_SUPPLIED INFORMATION_
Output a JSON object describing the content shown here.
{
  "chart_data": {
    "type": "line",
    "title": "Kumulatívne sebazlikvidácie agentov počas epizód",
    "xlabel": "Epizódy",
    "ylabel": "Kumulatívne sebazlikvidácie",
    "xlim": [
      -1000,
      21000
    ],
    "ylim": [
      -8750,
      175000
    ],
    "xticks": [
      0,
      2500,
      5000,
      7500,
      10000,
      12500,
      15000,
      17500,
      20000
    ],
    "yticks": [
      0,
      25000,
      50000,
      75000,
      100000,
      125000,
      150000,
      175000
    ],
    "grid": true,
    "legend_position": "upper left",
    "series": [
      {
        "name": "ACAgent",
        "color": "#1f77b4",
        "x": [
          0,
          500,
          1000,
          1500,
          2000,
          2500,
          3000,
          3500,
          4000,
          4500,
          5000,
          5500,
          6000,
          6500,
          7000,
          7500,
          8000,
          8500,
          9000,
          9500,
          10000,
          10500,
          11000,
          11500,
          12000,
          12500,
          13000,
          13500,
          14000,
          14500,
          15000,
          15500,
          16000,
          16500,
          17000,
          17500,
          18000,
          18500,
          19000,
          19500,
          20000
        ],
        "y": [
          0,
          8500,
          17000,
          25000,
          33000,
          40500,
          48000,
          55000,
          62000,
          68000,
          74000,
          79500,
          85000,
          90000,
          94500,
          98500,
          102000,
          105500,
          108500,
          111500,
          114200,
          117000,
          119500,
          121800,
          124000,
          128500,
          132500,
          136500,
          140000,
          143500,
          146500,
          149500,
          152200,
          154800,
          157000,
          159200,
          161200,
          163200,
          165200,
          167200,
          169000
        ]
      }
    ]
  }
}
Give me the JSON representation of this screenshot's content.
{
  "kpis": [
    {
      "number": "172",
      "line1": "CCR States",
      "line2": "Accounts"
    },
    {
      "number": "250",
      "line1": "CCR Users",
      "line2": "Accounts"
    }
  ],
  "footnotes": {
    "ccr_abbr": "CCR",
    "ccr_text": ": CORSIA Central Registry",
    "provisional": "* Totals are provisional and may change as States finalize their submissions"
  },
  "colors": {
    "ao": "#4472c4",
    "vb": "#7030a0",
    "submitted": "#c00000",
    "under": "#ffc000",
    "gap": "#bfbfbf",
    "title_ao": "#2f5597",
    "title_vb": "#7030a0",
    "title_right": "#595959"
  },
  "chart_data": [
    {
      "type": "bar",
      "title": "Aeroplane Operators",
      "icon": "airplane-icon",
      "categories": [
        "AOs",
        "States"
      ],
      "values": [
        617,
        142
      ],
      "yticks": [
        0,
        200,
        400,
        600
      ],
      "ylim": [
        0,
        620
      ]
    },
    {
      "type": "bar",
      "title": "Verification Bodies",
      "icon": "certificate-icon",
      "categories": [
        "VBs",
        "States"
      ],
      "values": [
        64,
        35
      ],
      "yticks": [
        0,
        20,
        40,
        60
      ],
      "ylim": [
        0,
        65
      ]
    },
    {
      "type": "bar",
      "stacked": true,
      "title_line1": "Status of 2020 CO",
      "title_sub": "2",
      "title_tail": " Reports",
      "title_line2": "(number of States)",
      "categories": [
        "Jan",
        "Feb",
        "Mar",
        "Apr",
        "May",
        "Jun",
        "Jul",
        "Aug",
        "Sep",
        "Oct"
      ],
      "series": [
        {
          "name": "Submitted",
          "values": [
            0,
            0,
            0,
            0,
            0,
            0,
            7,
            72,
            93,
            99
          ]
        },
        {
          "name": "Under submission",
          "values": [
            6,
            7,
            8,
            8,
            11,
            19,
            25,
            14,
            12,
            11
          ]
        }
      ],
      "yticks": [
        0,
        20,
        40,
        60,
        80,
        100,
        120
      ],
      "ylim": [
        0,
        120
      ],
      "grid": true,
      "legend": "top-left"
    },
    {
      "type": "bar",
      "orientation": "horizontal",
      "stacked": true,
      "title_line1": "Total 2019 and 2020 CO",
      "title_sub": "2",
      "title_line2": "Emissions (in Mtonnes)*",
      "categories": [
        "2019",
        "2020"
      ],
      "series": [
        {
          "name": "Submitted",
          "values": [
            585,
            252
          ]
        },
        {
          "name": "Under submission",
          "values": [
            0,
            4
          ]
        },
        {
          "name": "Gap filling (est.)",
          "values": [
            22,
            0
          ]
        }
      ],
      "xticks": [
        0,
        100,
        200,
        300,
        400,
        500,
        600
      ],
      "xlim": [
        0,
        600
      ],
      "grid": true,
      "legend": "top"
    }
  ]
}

_WORK TO BE COMPLETED_
Repeat all of the records above exactly as they appear.

_ANSWER TO THIS EXERCISE_
Output a JSON object describing the content shown here.
{
  "chart_data": {
    "type": "line",
    "title": "Kumulatívne sebazlikvidácie agentov počas epizód",
    "xlabel": "Epizódy",
    "ylabel": "Kumulatívne sebazlikvidácie",
    "xlim": [
      -1000,
      21000
    ],
    "ylim": [
      -8750,
      175000
    ],
    "xticks": [
      0,
      2500,
      5000,
      7500,
      10000,
      12500,
      15000,
      17500,
      20000
    ],
    "yticks": [
      0,
      25000,
      50000,
      75000,
      100000,
      125000,
      150000,
      175000
    ],
    "grid": true,
    "legend_position": "upper left",
    "series": [
      {
        "name": "ACAgent",
        "color": "#1f77b4",
        "x": [
          0,
          500,
          1000,
          1500,
          2000,
          2500,
          3000,
          3500,
          4000,
          4500,
          5000,
          5500,
          6000,
          6500,
          7000,
          7500,
          8000,
          8500,
          9000,
          9500,
          10000,
          10500,
          11000,
          11500,
          12000,
          12500,
          13000,
          13500,
          14000,
          14500,
          15000,
          15500,
          16000,
          16500,
          17000,
          17500,
          18000,
          18500,
          19000,
          19500,
          20000
        ],
        "y": [
          0,
          8500,
          17000,
          25000,
          33000,
          40500,
          48000,
          55000,
          62000,
          68000,
          74000,
          79500,
          85000,
          90000,
          94500,
          98500,
          102000,
          105500,
          108500,
          111500,
          114200,
          117000,
          119500,
          121800,
          124000,
          128500,
          132500,
          136500,
          140000,
          143500,
          146500,
          149500,
          152200,
          154800,
          157000,
          159200,
          161200,
          163200,
          165200,
          167200,
          169000
        ]
      }
    ]
  }
}
Give me the JSON representation of this screenshot's content.
{
  "kpis": [
    {
      "number": "172",
      "line1": "CCR States",
      "line2": "Accounts"
    },
    {
      "number": "250",
      "line1": "CCR Users",
      "line2": "Accounts"
    }
  ],
  "footnotes": {
    "ccr_abbr": "CCR",
    "ccr_text": ": CORSIA Central Registry",
    "provisional": "* Totals are provisional and may change as States finalize their submissions"
  },
  "colors": {
    "ao": "#4472c4",
    "vb": "#7030a0",
    "submitted": "#c00000",
    "under": "#ffc000",
    "gap": "#bfbfbf",
    "title_ao": "#2f5597",
    "title_vb": "#7030a0",
    "title_right": "#595959"
  },
  "chart_data": [
    {
      "type": "bar",
      "title": "Aeroplane Operators",
      "icon": "airplane-icon",
      "categories": [
        "AOs",
        "States"
      ],
      "values": [
        617,
        142
      ],
      "yticks": [
        0,
        200,
        400,
        600
      ],
      "ylim": [
        0,
        620
      ]
    },
    {
      "type": "bar",
      "title": "Verification Bodies",
      "icon": "certificate-icon",
      "categories": [
        "VBs",
        "States"
      ],
      "values": [
        64,
        35
      ],
      "yticks": [
        0,
        20,
        40,
        60
      ],
      "ylim": [
        0,
        65
      ]
    },
    {
      "type": "bar",
      "stacked": true,
      "title_line1": "Status of 2020 CO",
      "title_sub": "2",
      "title_tail": " Reports",
      "title_line2": "(number of States)",
      "categories": [
        "Jan",
        "Feb",
        "Mar",
        "Apr",
        "May",
        "Jun",
        "Jul",
        "Aug",
        "Sep",
        "Oct"
      ],
      "series": [
        {
          "name": "Submitted",
          "values": [
            0,
            0,
            0,
            0,
            0,
            0,
            7,
            72,
            93,
            99
          ]
        },
        {
          "name": "Under submission",
          "values": [
            6,
            7,
            8,
            8,
            11,
            19,
            25,
            14,
            12,
            11
          ]
        }
      ],
      "yticks": [
        0,
        20,
        40,
        60,
        80,
        100,
        120
      ],
      "ylim": [
        0,
        120
      ],
      "grid": true,
      "legend": "top-left"
    },
    {
      "type": "bar",
      "orientation": "horizontal",
      "stacked": true,
      "title_line1": "Total 2019 and 2020 CO",
      "title_sub": "2",
      "title_line2": "Emissions (in Mtonnes)*",
      "categories": [
        "2019",
        "2020"
      ],
      "series": [
        {
          "name": "Submitted",
          "values": [
            585,
            252
          ]
        },
        {
          "name": "Under submission",
          "values": [
            0,
            4
          ]
        },
        {
          "name": "Gap filling (est.)",
          "values": [
            22,
            0
          ]
        }
      ],
      "xticks": [
        0,
        100,
        200,
        300,
        400,
        500,
        600
      ],
      "xlim": [
        0,
        600
      ],
      "grid": true,
      "legend": "top"
    }
  ]
}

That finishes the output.